# SUPPLIED DATA:

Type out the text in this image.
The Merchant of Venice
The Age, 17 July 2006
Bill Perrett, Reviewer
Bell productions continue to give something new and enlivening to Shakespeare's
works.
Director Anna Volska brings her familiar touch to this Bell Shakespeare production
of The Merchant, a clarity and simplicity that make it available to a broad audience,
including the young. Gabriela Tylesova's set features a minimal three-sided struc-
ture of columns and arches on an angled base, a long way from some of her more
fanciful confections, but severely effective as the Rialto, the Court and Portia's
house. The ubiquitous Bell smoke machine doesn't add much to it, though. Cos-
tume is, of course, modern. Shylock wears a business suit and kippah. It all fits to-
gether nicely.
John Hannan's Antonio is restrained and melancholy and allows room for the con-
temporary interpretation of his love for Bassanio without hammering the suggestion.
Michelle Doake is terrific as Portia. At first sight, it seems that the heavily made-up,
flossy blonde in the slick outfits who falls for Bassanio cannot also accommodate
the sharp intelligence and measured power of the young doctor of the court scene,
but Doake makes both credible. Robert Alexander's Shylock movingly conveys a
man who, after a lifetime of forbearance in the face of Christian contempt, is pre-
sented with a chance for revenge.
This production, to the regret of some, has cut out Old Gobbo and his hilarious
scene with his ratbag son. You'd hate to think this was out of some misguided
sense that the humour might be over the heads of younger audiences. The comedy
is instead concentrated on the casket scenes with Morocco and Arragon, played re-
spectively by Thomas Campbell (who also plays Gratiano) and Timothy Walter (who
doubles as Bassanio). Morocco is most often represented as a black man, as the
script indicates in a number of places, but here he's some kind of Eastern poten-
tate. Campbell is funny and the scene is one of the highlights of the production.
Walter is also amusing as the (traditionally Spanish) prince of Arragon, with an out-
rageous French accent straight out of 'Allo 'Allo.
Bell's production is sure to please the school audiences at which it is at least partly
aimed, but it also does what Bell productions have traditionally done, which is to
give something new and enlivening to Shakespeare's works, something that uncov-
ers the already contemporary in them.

# YOUR GOAL:
In the entries above, identify every line with the string "works".

# SOLUTION:
works.
give something new and enlivening to Shakespeare's works, something that uncov-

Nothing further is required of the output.